→ Given exercise 1
Copy out the Vikran Engineering excerpt word for word, in full.

→ Excerpt provided
This spread across sectors and client categories isn’t accidental. It reflects a business that has deliberately built capabilities across multiple pockets of India’s infrastructure buildout rather than betting everything on one theme.

The Numbers Behind the Growth

Vikran Engineering’s financial trend supports the growth narrative. Revenue from operations climbed from Rs.524 crore in FY23 to Rs.1,249 crore in FY26, while EBITDA rose from Rs.80 crore to Rs.175 crore over the same period, with margins holding at 14%. Profit after tax also scaled up, from Rs. 43 crore in FY23 to Rs. 92 crore in FY26.

On the balance sheet, total assets roughly doubled year-on-year, from Rs. 1,354.7 crore as of March 2025 to Rs. 2,503.5 crore as of March 2026, with total equity climbing from Rs. 467.9 crore to Rs. 1,237.4 crore over the same period, a sign that the recent capital raise and business expansion have visibly strengthened the company’s financial base.

Riding India’s Infrastructure and Green Energy Tailwinds

The company’s project relationships with entities like PowerGrid and NTPC Renewable Energy, along with its participation in government programs such as PM-KUSUM and Har Ghar Jal Yojana, place it squarely in the path of some of the biggest public spending themes in India right now: power sector modernization and renewable energy expansion.

Its track record backs this up: a 765 kV substation project for PGCIL, a 400 MW solar EPC project for NTPC Renewable Energy, and large-scale utility solar work across Maharashtra. It has also secured letters of award from MSEDCL and signed a separate PPA with MP Urja Vikas Nigam for 45.5 MW. On the water and rail side, it has delivered rural water schemes under Har Ghar Jal Yojana across Madhya Pradesh and Uttar Pradesh, alongside Western Railway electrification work, giving it exposure across multiple government-backed infrastructure themes at once.

→ Given exercise 2
In the listing below, write out the lines from the first one up to and including the line with "shine-dot (369, 954, 383, 968)", swapping "star-dot" for "star-marker" and leaving everything else unchanged.

→ Dataset records

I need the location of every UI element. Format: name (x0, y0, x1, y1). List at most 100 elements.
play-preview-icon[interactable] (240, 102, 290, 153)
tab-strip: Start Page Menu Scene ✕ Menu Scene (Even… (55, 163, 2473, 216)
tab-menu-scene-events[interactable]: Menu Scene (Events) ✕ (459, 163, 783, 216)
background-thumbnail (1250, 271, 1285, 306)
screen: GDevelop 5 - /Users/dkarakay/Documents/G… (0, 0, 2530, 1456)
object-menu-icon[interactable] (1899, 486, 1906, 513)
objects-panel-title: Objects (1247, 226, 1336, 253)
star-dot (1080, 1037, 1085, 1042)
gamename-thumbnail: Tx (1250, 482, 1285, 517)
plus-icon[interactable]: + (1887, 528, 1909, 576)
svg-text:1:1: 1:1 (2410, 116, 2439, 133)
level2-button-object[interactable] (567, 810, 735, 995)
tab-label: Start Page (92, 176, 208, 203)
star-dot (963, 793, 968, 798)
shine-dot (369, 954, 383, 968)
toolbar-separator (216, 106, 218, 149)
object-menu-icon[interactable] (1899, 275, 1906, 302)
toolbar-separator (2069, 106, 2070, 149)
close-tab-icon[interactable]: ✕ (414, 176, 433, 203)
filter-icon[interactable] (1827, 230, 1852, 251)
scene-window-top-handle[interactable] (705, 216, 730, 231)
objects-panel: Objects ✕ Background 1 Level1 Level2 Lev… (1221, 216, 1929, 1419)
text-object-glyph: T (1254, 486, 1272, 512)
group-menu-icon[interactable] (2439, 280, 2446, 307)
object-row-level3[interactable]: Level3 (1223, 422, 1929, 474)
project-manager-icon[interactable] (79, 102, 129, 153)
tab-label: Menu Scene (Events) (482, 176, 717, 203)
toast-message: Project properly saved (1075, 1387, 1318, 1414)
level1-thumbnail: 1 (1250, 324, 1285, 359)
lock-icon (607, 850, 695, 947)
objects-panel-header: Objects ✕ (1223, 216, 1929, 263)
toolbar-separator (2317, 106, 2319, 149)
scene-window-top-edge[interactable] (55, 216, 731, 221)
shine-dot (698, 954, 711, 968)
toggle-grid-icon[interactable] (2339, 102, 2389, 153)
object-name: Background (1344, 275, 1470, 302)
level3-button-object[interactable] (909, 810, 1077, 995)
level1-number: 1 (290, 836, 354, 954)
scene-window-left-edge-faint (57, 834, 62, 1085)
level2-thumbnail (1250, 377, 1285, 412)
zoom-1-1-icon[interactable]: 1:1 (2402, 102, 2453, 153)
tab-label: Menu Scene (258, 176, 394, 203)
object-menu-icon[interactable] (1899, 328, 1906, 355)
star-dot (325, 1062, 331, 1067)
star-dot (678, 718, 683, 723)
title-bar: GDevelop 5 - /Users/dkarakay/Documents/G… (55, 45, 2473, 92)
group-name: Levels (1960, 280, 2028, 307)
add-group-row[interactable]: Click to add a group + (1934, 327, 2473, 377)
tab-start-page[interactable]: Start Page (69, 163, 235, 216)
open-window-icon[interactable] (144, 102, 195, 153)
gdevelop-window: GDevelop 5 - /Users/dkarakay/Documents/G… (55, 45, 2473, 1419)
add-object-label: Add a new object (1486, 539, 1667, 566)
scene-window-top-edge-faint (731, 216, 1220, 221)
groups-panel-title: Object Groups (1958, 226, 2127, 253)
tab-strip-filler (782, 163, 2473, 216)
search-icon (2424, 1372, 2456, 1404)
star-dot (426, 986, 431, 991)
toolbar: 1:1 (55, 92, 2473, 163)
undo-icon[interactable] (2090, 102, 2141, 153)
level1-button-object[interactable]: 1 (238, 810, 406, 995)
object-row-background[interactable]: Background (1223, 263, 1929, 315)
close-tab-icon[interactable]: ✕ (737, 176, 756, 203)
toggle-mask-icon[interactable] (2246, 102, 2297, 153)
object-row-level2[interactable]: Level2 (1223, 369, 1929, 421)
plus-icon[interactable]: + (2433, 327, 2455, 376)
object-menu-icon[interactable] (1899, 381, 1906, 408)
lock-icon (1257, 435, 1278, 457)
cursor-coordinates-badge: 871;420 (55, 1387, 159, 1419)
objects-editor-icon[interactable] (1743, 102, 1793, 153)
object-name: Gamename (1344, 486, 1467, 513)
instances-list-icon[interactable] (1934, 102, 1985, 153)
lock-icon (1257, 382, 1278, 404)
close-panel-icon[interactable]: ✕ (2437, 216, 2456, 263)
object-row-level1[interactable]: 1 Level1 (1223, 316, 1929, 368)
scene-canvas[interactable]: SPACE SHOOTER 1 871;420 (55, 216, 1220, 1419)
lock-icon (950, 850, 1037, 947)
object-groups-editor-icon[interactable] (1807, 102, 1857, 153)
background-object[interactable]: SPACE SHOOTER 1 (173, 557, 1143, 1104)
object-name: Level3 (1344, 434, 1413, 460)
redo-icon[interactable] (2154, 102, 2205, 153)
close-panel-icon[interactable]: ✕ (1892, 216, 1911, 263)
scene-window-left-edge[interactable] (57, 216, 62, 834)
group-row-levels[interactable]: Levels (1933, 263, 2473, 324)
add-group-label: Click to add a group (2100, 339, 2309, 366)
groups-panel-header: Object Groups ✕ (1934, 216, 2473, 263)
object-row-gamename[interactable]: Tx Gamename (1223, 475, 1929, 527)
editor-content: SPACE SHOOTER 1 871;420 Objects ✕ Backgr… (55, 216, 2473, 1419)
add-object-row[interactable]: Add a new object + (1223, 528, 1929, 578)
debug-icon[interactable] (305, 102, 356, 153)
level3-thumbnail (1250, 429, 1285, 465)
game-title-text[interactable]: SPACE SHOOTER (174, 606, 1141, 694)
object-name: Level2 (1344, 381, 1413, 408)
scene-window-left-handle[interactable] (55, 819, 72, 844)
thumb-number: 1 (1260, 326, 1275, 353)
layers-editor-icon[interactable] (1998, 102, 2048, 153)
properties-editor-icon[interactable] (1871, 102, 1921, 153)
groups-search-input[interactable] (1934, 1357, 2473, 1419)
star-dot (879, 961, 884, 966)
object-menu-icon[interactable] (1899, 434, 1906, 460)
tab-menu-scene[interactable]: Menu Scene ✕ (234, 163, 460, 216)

→ Complete output 1
This spread across sectors and client categories isn’t accidental. It reflects a business that has deliberately built capabilities across multiple pockets of India’s infrastructure buildout rather than betting everything on one theme.

The Numbers Behind the Growth

Vikran Engineering’s financial trend supports the growth narrative. Revenue from operations climbed from Rs.524 crore in FY23 to Rs.1,249 crore in FY26, while EBITDA rose from Rs.80 crore to Rs.175 crore over the same period, with margins holding at 14%. Profit after tax also scaled up, from Rs. 43 crore in FY23 to Rs. 92 crore in FY26.

On the balance sheet, total assets roughly doubled year-on-year, from Rs. 1,354.7 crore as of March 2025 to Rs. 2,503.5 crore as of March 2026, with total equity climbing from Rs. 467.9 crore to Rs. 1,237.4 crore over the same period, a sign that the recent capital raise and business expansion have visibly strengthened the company’s financial base.

Riding India’s Infrastructure and Green Energy Tailwinds

The company’s project relationships with entities like PowerGrid and NTPC Renewable Energy, along with its participation in government programs such as PM-KUSUM and Har Ghar Jal Yojana, place it squarely in the path of some of the biggest public spending themes in India right now: power sector modernization and renewable energy expansion.

Its track record backs this up: a 765 kV substation project for PGCIL, a 400 MW solar EPC project for NTPC Renewable Energy, and large-scale utility solar work across Maharashtra. It has also secured letters of award from MSEDCL and signed a separate PPA with MP Urja Vikas Nigam for 45.5 MW. On the water and rail side, it has delivered rural water schemes under Har Ghar Jal Yojana across Madhya Pradesh and Uttar Pradesh, alongside Western Railway electrification work, giving it exposure across multiple government-backed infrastructure themes at once.

→ Complete output 2
I need the location of every UI element. Format: name (x0, y0, x1, y1). List at most 100 elements.
play-preview-icon[interactable] (240, 102, 290, 153)
tab-strip: Start Page Menu Scene ✕ Menu Scene (Even… (55, 163, 2473, 216)
tab-menu-scene-events[interactable]: Menu Scene (Events) ✕ (459, 163, 783, 216)
background-thumbnail (1250, 271, 1285, 306)
screen: GDevelop 5 - /Users/dkarakay/Documents/G… (0, 0, 2530, 1456)
object-menu-icon[interactable] (1899, 486, 1906, 513)
objects-panel-title: Objects (1247, 226, 1336, 253)
star-marker (1080, 1037, 1085, 1042)
gamename-thumbnail: Tx (1250, 482, 1285, 517)
plus-icon[interactable]: + (1887, 528, 1909, 576)
svg-text:1:1: 1:1 (2410, 116, 2439, 133)
level2-button-object[interactable] (567, 810, 735, 995)
tab-label: Start Page (92, 176, 208, 203)
star-marker (963, 793, 968, 798)
shine-dot (369, 954, 383, 968)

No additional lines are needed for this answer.